Stated exercise >> Pull every line that holds the word "name" from the entries.

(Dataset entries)
>>

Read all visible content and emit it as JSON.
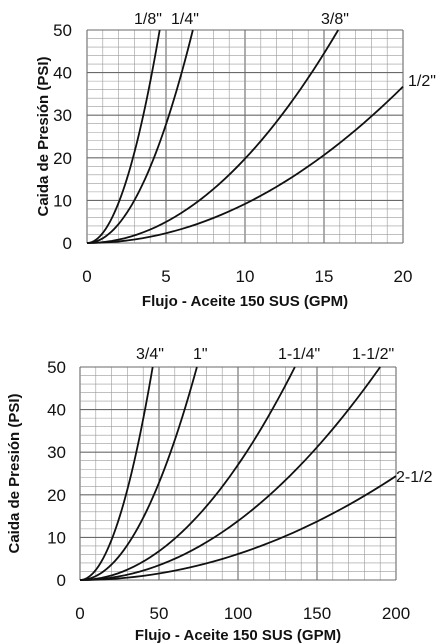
{
  "chart_data": [
    {
      "type": "line",
      "xlabel": "Flujo - Aceite 150 SUS (GPM)",
      "ylabel": "Caida de Presión (PSI)",
      "xlim": [
        0,
        20
      ],
      "ylim": [
        0,
        50
      ],
      "x_ticks": [
        "0",
        "5",
        "10",
        "15",
        "20"
      ],
      "y_ticks": [
        "0",
        "10",
        "20",
        "30",
        "40",
        "50"
      ],
      "grid": true,
      "series": [
        {
          "name": "1/8\"",
          "x": [
            0,
            1,
            2,
            3,
            4,
            4.6
          ],
          "y": [
            0,
            2.4,
            9.5,
            21.3,
            37.8,
            50
          ]
        },
        {
          "name": "1/4\"",
          "x": [
            0,
            1,
            2,
            3,
            4,
            5,
            6,
            6.7
          ],
          "y": [
            0,
            1.1,
            4.5,
            10,
            17.8,
            27.8,
            40,
            50
          ]
        },
        {
          "name": "3/8\"",
          "x": [
            0,
            2,
            4,
            6,
            8,
            10,
            12,
            14,
            15.9
          ],
          "y": [
            0,
            0.8,
            3.2,
            7.1,
            12.7,
            19.8,
            28.5,
            38.8,
            50
          ]
        },
        {
          "name": "1/2\"",
          "x": [
            0,
            4,
            8,
            12,
            16,
            20
          ],
          "y": [
            0,
            1.5,
            5.9,
            13.2,
            23.5,
            36.7
          ]
        }
      ]
    },
    {
      "type": "line",
      "xlabel": "Flujo - Aceite 150 SUS (GPM)",
      "ylabel": "Caida de Presión (PSI)",
      "xlim": [
        0,
        200
      ],
      "ylim": [
        0,
        50
      ],
      "x_ticks": [
        "0",
        "50",
        "100",
        "150",
        "200"
      ],
      "y_ticks": [
        "0",
        "10",
        "20",
        "30",
        "40",
        "50"
      ],
      "grid": true,
      "series": [
        {
          "name": "3/4\"",
          "x": [
            0,
            10,
            20,
            30,
            40,
            46
          ],
          "y": [
            0,
            2.4,
            9.5,
            21.3,
            37.8,
            50
          ]
        },
        {
          "name": "1\"",
          "x": [
            0,
            10,
            20,
            30,
            40,
            50,
            60,
            70,
            74
          ],
          "y": [
            0,
            0.9,
            3.7,
            8.2,
            14.6,
            22.8,
            32.9,
            44.7,
            50
          ]
        },
        {
          "name": "1-1/4\"",
          "x": [
            0,
            20,
            40,
            60,
            80,
            100,
            120,
            136
          ],
          "y": [
            0,
            1.1,
            4.3,
            9.7,
            17.3,
            27,
            38.9,
            50
          ]
        },
        {
          "name": "1-1/2\"",
          "x": [
            0,
            25,
            50,
            75,
            100,
            125,
            150,
            175,
            190
          ],
          "y": [
            0,
            0.9,
            3.5,
            7.8,
            13.9,
            21.6,
            31.2,
            42.4,
            50
          ]
        },
        {
          "name": "2-1/2",
          "x": [
            0,
            40,
            80,
            120,
            160,
            200
          ],
          "y": [
            0,
            1,
            3.9,
            8.8,
            15.6,
            24.4
          ]
        }
      ]
    }
  ]
}
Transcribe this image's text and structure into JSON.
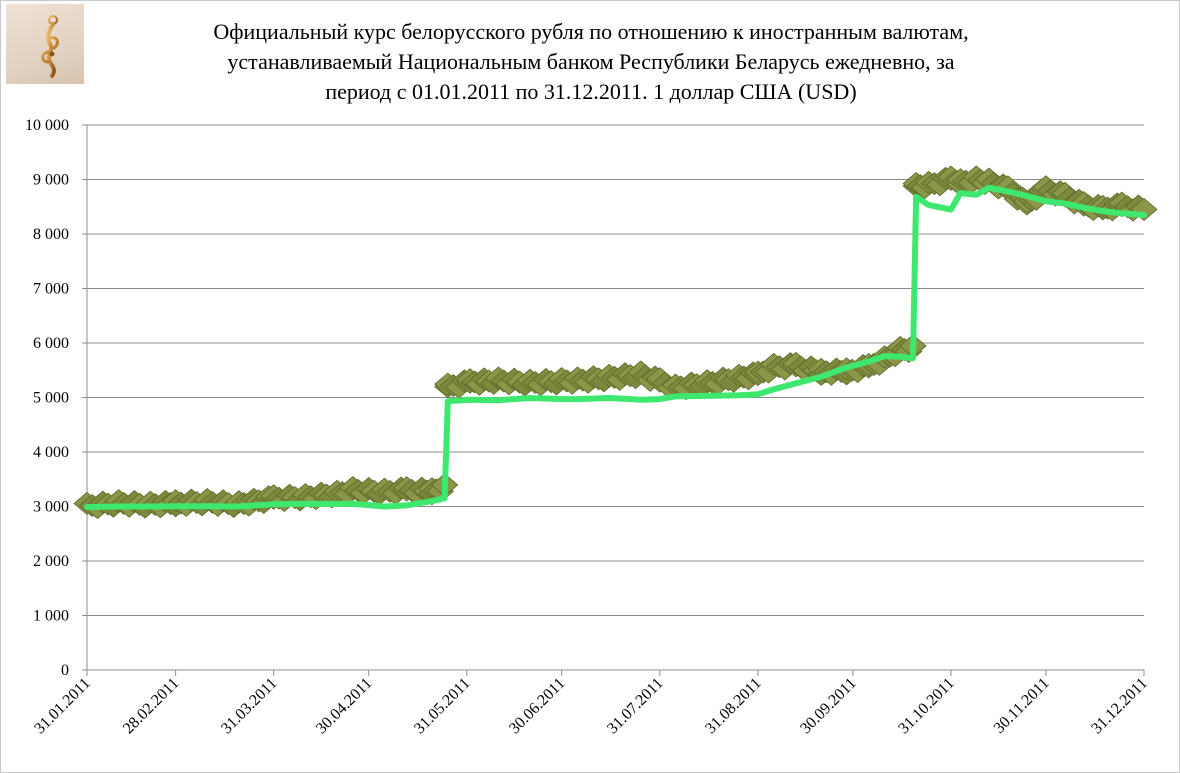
{
  "chart_data": {
    "type": "line",
    "title_lines": [
      "Официальный курс белорусского рубля по отношению к иностранным валютам,",
      "устанавливаемый Национальным банком Республики Беларусь ежедневно, за",
      "период с 01.01.2011 по 31.12.2011. 1 доллар США (USD)"
    ],
    "xlabel": "",
    "ylabel": "",
    "ylim": [
      0,
      10000
    ],
    "y_ticks": [
      0,
      1000,
      2000,
      3000,
      4000,
      5000,
      6000,
      7000,
      8000,
      9000,
      10000
    ],
    "y_tick_labels": [
      "0",
      "1 000",
      "2 000",
      "3 000",
      "4 000",
      "5 000",
      "6 000",
      "7 000",
      "8 000",
      "9 000",
      "10 000"
    ],
    "x_range": [
      "2011-01-31",
      "2011-12-31"
    ],
    "x_ticks": [
      "2011-01-31",
      "2011-02-28",
      "2011-03-31",
      "2011-04-30",
      "2011-05-31",
      "2011-06-30",
      "2011-07-31",
      "2011-08-31",
      "2011-09-30",
      "2011-10-31",
      "2011-11-30",
      "2011-12-31"
    ],
    "x_tick_labels": [
      "31.01.2011",
      "28.02.2011",
      "31.03.2011",
      "30.04.2011",
      "31.05.2011",
      "30.06.2011",
      "31.07.2011",
      "31.08.2011",
      "30.09.2011",
      "31.10.2011",
      "30.11.2011",
      "31.12.2011"
    ],
    "grid": true,
    "legend": "none",
    "colors": {
      "line": "#3ee86f",
      "band": "#7d8a3e",
      "band_dark": "#5d6a2b",
      "grid": "#8c8c8c"
    },
    "series": [
      {
        "points": [
          [
            "2011-01-31",
            2990
          ],
          [
            "2011-02-10",
            3000
          ],
          [
            "2011-02-20",
            3000
          ],
          [
            "2011-02-28",
            3005
          ],
          [
            "2011-03-10",
            3005
          ],
          [
            "2011-03-20",
            3000
          ],
          [
            "2011-03-31",
            3040
          ],
          [
            "2011-04-10",
            3050
          ],
          [
            "2011-04-20",
            3045
          ],
          [
            "2011-04-25",
            3050
          ],
          [
            "2011-05-05",
            3000
          ],
          [
            "2011-05-12",
            3020
          ],
          [
            "2011-05-20",
            3100
          ],
          [
            "2011-05-24",
            3150
          ],
          [
            "2011-05-25",
            4930
          ],
          [
            "2011-06-01",
            4960
          ],
          [
            "2011-06-10",
            4950
          ],
          [
            "2011-06-20",
            4990
          ],
          [
            "2011-06-30",
            4970
          ],
          [
            "2011-07-05",
            4970
          ],
          [
            "2011-07-15",
            4990
          ],
          [
            "2011-07-25",
            4960
          ],
          [
            "2011-07-31",
            4970
          ],
          [
            "2011-08-05",
            5020
          ],
          [
            "2011-08-15",
            5030
          ],
          [
            "2011-08-25",
            5040
          ],
          [
            "2011-08-31",
            5060
          ],
          [
            "2011-09-05",
            5150
          ],
          [
            "2011-09-12",
            5260
          ],
          [
            "2011-09-20",
            5380
          ],
          [
            "2011-09-28",
            5550
          ],
          [
            "2011-10-05",
            5660
          ],
          [
            "2011-10-10",
            5760
          ],
          [
            "2011-10-15",
            5750
          ],
          [
            "2011-10-19",
            5720
          ],
          [
            "2011-10-20",
            8680
          ],
          [
            "2011-10-24",
            8530
          ],
          [
            "2011-10-31",
            8450
          ],
          [
            "2011-11-03",
            8750
          ],
          [
            "2011-11-08",
            8720
          ],
          [
            "2011-11-12",
            8850
          ],
          [
            "2011-11-18",
            8780
          ],
          [
            "2011-11-24",
            8700
          ],
          [
            "2011-11-30",
            8600
          ],
          [
            "2011-12-06",
            8560
          ],
          [
            "2011-12-12",
            8480
          ],
          [
            "2011-12-18",
            8420
          ],
          [
            "2011-12-24",
            8380
          ],
          [
            "2011-12-31",
            8350
          ]
        ]
      }
    ],
    "band_points": [
      [
        "2011-01-31",
        3010
      ],
      [
        "2011-02-10",
        3060
      ],
      [
        "2011-02-20",
        3030
      ],
      [
        "2011-02-28",
        3060
      ],
      [
        "2011-03-10",
        3080
      ],
      [
        "2011-03-20",
        3040
      ],
      [
        "2011-03-31",
        3150
      ],
      [
        "2011-04-10",
        3170
      ],
      [
        "2011-04-20",
        3230
      ],
      [
        "2011-04-25",
        3300
      ],
      [
        "2011-05-05",
        3270
      ],
      [
        "2011-05-12",
        3300
      ],
      [
        "2011-05-20",
        3280
      ],
      [
        "2011-05-24",
        3350
      ],
      [
        "2011-05-25",
        5200
      ],
      [
        "2011-06-01",
        5280
      ],
      [
        "2011-06-10",
        5310
      ],
      [
        "2011-06-20",
        5270
      ],
      [
        "2011-06-30",
        5300
      ],
      [
        "2011-07-05",
        5310
      ],
      [
        "2011-07-15",
        5360
      ],
      [
        "2011-07-25",
        5420
      ],
      [
        "2011-07-31",
        5300
      ],
      [
        "2011-08-05",
        5180
      ],
      [
        "2011-08-15",
        5260
      ],
      [
        "2011-08-25",
        5360
      ],
      [
        "2011-08-31",
        5420
      ],
      [
        "2011-09-05",
        5560
      ],
      [
        "2011-09-12",
        5580
      ],
      [
        "2011-09-20",
        5470
      ],
      [
        "2011-09-28",
        5480
      ],
      [
        "2011-10-05",
        5560
      ],
      [
        "2011-10-10",
        5700
      ],
      [
        "2011-10-15",
        5870
      ],
      [
        "2011-10-19",
        5900
      ],
      [
        "2011-10-20",
        8880
      ],
      [
        "2011-10-24",
        8900
      ],
      [
        "2011-10-31",
        9000
      ],
      [
        "2011-11-03",
        8950
      ],
      [
        "2011-11-08",
        9000
      ],
      [
        "2011-11-12",
        8960
      ],
      [
        "2011-11-18",
        8820
      ],
      [
        "2011-11-24",
        8550
      ],
      [
        "2011-11-30",
        8820
      ],
      [
        "2011-12-06",
        8700
      ],
      [
        "2011-12-12",
        8530
      ],
      [
        "2011-12-18",
        8460
      ],
      [
        "2011-12-24",
        8520
      ],
      [
        "2011-12-31",
        8450
      ]
    ]
  }
}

<<

Response >>
          "name": "1/8\"",
          "name": "1/4\"",
          "name": "3/8\"",
          "name": "1/2\"",
          "name": "3/4\"",
          "name": "1\"",
          "name": "1-1/4\"",
          "name": "1-1/2\"",
          "name": "2-1/2",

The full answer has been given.